▸ **Task objective**: Each line containing the word "Download" should be found and copied.

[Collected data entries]
- - - - -

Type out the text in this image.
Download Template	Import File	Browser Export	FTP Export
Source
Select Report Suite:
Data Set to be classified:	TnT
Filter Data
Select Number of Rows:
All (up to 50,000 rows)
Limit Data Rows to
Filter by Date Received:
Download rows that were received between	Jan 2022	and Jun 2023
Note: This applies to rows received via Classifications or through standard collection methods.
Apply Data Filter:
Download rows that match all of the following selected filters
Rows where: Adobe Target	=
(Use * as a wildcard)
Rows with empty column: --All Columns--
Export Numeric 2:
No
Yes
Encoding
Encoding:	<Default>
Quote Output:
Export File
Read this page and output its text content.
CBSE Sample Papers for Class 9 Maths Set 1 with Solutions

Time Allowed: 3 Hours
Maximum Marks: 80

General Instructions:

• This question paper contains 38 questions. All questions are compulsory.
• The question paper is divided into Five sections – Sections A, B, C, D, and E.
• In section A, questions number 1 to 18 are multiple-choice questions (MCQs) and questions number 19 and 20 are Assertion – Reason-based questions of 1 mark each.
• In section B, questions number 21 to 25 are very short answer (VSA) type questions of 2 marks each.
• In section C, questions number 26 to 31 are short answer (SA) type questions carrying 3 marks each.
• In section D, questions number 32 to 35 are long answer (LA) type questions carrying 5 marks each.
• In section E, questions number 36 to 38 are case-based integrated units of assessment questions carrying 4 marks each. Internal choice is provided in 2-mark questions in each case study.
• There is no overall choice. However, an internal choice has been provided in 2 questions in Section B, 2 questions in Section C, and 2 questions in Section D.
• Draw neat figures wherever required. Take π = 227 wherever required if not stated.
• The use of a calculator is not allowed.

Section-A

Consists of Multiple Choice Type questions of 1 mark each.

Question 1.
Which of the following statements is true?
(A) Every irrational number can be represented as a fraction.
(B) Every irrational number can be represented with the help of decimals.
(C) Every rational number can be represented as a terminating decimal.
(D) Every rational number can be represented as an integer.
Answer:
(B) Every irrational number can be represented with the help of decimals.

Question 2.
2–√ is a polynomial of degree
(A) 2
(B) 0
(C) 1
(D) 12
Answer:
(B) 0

- - - - -

▸ **Answer to this problem**:
Download Template	Import File	Browser Export	FTP Export
Download rows that were received between	Jan 2022	and Jun 2023
Download rows that match all of the following selected filters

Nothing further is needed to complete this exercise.